- Data in this exercise
————————

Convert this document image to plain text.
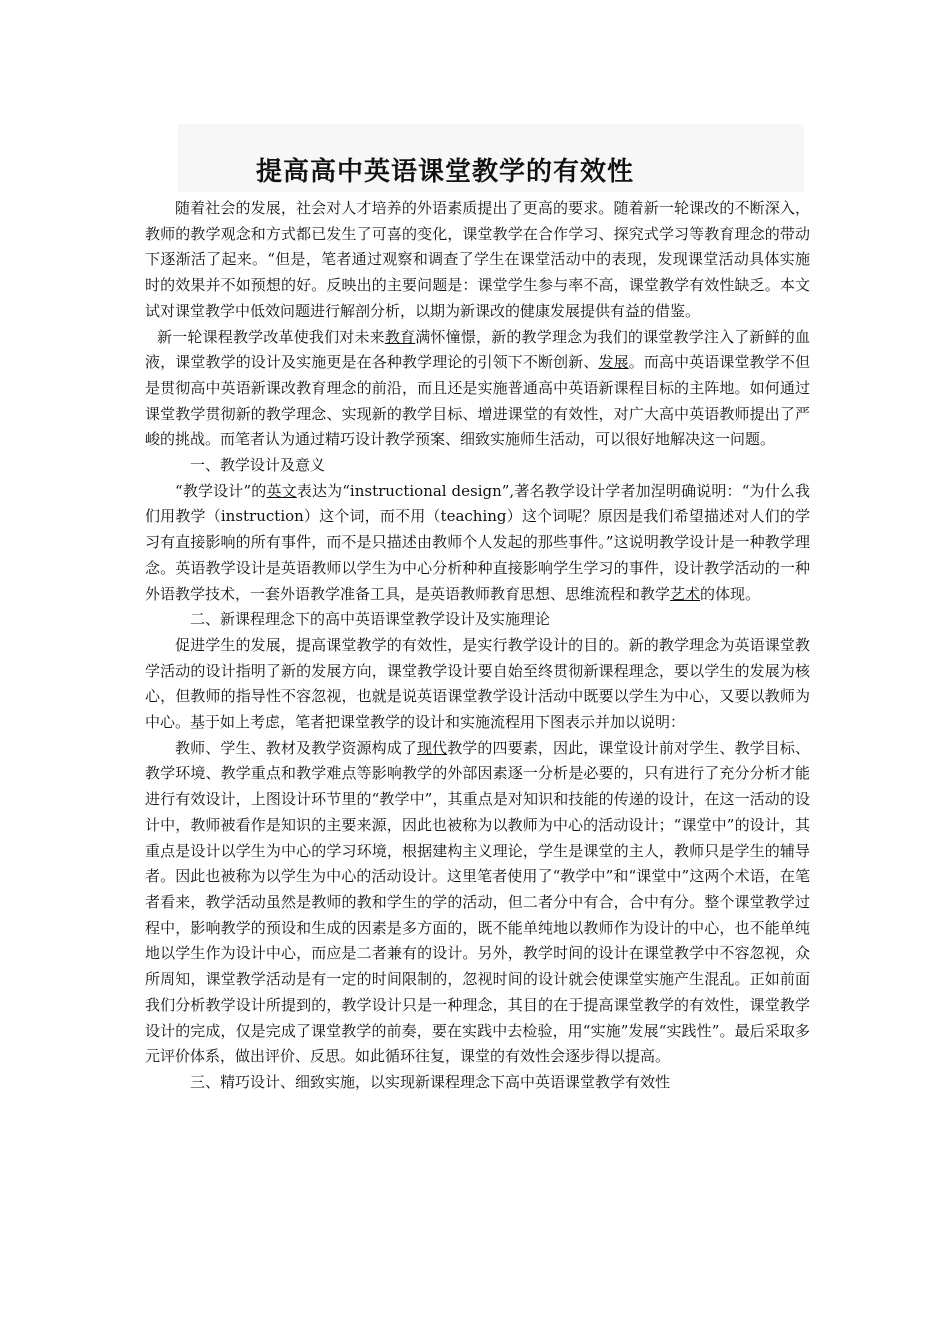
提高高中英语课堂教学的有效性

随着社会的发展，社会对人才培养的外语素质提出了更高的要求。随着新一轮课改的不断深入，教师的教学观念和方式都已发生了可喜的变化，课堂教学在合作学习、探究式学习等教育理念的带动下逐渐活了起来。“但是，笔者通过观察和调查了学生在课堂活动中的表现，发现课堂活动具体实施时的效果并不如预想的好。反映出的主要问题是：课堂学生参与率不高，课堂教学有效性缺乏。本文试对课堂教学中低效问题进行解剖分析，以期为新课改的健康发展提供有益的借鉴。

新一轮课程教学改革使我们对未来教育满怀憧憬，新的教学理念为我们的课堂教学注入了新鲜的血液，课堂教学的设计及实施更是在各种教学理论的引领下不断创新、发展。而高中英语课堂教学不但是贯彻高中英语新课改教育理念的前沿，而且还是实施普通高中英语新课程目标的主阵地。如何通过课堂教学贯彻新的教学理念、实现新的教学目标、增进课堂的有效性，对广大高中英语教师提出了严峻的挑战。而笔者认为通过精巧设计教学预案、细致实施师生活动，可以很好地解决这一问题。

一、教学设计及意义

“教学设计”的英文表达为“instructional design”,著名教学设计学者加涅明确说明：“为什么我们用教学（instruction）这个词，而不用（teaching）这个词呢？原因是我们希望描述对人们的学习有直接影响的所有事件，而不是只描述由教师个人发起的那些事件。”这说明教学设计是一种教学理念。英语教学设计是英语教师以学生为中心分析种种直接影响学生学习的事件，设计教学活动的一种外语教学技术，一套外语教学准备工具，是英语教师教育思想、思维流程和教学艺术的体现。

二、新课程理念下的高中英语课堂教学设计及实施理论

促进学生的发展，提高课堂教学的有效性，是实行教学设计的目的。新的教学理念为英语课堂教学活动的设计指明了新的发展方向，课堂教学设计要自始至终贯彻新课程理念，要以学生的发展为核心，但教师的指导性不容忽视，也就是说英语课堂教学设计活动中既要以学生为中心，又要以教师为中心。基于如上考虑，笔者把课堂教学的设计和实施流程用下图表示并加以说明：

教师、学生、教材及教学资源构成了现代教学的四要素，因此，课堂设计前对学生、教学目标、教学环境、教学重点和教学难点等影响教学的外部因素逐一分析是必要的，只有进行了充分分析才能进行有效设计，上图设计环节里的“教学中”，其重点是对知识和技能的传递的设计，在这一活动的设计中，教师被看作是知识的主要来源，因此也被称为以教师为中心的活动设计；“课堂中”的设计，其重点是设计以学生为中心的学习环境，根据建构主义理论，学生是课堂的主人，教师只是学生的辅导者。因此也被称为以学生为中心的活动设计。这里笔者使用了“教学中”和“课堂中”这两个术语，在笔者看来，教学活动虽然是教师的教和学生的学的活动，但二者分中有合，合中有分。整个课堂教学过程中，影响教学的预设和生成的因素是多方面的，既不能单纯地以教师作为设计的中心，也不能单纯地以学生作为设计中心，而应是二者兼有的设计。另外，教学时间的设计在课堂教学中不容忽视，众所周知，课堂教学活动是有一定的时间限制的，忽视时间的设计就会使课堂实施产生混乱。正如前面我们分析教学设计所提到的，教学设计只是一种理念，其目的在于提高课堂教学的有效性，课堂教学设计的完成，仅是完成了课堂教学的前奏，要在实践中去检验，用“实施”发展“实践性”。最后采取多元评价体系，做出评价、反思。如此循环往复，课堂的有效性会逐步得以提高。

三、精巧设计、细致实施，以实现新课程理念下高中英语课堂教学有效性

————————

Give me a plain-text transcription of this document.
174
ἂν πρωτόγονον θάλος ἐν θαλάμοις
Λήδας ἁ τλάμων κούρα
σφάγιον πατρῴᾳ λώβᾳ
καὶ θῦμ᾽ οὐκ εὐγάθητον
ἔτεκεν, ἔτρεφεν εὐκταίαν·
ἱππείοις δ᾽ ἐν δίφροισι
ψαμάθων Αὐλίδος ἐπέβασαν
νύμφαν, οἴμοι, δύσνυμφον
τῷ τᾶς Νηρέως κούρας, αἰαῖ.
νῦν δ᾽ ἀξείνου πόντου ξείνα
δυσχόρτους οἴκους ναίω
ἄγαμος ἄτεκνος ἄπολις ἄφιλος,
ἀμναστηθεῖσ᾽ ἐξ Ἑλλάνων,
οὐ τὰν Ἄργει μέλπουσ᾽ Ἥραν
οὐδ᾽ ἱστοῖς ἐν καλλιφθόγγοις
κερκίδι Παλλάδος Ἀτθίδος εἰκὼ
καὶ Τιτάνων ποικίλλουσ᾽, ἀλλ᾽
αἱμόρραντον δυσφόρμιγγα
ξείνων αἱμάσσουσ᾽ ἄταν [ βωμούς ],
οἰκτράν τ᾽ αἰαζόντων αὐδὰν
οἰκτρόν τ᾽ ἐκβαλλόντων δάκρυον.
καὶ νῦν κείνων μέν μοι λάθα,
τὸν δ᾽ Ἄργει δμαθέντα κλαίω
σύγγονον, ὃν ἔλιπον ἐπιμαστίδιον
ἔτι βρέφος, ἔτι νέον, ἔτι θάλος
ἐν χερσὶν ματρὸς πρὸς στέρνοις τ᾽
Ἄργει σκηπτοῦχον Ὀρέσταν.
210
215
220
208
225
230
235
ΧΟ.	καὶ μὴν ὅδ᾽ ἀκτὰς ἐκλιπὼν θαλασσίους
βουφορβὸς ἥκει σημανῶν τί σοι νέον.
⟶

————————

- Goal
From the data above, copy each line that has the string "Ἄργει".

- Answer
οὐ τὰν Ἄργει μέλπουσ᾽ Ἥραν
τὸν δ᾽ Ἄργει δμαθέντα κλαίω
Ἄργει σκηπτοῦχον Ὀρέσταν.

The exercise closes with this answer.